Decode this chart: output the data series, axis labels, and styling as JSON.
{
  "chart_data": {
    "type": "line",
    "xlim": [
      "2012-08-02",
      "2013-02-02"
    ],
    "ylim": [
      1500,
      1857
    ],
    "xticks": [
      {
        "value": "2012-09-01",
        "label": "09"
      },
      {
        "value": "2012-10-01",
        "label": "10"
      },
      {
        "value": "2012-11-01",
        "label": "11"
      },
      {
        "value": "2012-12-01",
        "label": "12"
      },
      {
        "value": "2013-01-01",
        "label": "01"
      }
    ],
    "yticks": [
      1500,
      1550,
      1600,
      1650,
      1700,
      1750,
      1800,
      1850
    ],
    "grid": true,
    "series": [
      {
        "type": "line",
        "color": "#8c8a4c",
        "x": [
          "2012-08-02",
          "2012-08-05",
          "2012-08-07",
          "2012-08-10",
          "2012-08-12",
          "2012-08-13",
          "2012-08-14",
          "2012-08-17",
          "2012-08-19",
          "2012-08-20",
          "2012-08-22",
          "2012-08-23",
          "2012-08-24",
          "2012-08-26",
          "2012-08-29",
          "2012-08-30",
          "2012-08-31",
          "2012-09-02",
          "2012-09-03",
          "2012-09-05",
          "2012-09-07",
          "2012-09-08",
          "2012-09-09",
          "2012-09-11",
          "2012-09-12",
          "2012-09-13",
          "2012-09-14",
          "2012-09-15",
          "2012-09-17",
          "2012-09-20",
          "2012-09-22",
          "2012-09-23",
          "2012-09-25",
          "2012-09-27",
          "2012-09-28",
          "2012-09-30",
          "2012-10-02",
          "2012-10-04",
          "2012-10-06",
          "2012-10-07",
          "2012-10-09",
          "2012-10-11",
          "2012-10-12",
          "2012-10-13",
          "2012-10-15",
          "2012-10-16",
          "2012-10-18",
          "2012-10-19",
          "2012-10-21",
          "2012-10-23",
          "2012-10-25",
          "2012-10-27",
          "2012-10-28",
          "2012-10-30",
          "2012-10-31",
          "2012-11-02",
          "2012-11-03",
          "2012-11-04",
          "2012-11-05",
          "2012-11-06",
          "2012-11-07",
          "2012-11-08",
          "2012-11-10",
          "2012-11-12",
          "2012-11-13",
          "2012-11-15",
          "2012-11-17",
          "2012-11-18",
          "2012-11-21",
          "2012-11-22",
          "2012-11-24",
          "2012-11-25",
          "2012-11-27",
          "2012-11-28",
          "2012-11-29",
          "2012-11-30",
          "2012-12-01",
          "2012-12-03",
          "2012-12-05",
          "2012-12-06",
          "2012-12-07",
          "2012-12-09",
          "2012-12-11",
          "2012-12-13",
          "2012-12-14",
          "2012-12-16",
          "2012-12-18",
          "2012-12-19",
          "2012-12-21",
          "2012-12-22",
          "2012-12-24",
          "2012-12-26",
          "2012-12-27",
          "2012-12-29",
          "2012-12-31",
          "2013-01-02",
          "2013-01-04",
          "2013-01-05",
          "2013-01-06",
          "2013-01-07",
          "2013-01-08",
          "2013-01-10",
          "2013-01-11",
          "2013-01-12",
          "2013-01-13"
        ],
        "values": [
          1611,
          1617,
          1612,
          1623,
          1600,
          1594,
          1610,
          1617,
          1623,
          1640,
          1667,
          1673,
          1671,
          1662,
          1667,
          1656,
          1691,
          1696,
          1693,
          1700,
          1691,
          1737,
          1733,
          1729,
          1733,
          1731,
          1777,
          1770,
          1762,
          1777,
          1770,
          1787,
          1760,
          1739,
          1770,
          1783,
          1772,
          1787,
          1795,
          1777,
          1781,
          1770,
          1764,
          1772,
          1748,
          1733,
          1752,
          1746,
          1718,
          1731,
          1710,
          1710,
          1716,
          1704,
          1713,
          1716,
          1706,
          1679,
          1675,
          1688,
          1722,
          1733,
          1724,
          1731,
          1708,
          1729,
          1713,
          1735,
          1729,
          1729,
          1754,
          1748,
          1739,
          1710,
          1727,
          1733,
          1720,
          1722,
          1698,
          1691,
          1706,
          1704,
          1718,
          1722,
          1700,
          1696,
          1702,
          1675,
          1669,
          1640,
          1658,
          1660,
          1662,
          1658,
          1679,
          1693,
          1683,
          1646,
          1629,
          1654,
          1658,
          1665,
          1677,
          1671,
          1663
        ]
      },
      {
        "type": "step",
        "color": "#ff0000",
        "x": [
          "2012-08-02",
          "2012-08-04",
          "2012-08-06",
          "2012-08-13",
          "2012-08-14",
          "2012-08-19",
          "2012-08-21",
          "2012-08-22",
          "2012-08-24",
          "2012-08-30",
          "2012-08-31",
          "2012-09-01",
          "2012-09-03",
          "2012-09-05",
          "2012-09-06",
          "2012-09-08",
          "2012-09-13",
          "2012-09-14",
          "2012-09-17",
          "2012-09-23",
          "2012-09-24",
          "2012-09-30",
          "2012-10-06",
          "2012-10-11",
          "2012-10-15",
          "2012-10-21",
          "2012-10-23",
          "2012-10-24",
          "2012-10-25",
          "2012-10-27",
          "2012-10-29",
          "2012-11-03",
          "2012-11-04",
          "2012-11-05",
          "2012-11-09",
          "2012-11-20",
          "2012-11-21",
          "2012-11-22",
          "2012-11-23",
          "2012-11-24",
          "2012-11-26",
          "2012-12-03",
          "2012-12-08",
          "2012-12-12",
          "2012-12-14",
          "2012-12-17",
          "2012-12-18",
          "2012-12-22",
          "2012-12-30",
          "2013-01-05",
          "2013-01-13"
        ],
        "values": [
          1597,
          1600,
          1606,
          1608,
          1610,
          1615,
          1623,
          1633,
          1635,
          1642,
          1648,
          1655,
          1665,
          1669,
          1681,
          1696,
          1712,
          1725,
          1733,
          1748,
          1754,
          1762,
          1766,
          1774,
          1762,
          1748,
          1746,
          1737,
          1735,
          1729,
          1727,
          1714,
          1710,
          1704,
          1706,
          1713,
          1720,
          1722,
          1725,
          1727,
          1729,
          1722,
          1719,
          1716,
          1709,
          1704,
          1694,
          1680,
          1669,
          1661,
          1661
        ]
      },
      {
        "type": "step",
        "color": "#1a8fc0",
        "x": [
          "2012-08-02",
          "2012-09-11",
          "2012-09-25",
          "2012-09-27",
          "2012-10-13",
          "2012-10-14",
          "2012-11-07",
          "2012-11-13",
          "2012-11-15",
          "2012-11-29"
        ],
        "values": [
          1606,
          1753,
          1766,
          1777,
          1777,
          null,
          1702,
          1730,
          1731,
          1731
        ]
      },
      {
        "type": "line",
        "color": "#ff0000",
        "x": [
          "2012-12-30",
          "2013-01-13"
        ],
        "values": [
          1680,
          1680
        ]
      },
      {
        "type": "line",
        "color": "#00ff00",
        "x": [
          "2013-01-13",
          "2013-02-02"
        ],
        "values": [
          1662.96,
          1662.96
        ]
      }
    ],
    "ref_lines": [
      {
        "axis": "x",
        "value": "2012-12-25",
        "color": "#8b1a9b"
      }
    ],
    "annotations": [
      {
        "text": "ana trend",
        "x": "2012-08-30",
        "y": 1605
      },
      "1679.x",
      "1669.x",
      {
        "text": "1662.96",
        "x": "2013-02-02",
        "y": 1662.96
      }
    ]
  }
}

+ + + +

*Task instructions*:
Locate the word "color" in the entries, and copy every line where it is found.

*Result of the exercise*:
        "color": "#8c8a4c",
        "color": "#ff0000",
        "color": "#1a8fc0",
        "color": "#ff0000",
        "color": "#00ff00",
        "color": "#8b1a9b"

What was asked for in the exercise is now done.